#### What you need to do:
Select from the records below every line that has the word "Enrollment" in it.
begin Task data
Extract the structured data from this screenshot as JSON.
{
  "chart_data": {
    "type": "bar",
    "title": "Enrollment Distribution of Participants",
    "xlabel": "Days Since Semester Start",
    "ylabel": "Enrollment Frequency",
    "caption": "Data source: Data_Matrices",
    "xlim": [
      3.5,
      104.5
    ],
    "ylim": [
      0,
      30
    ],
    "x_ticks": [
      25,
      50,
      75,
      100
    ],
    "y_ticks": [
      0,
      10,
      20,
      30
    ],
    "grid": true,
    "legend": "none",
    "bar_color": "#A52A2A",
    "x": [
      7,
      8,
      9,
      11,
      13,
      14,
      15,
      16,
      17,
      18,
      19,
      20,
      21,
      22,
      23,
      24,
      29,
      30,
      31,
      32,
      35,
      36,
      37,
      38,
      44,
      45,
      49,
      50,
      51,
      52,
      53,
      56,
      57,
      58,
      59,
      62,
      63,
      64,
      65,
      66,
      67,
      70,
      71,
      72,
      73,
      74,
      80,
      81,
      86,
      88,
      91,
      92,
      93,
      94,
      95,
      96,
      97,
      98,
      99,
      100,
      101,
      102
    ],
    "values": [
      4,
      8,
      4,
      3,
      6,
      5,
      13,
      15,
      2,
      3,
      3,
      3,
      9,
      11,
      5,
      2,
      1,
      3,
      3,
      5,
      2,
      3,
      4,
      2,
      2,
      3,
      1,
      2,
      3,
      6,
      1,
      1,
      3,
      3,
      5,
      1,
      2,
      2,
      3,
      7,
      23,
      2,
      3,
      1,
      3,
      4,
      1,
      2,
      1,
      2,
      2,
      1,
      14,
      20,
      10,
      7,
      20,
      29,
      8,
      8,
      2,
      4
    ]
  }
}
end Task data
#### Solution for this task:
    "title": "Enrollment Distribution of Participants",
    "ylabel": "Enrollment Frequency",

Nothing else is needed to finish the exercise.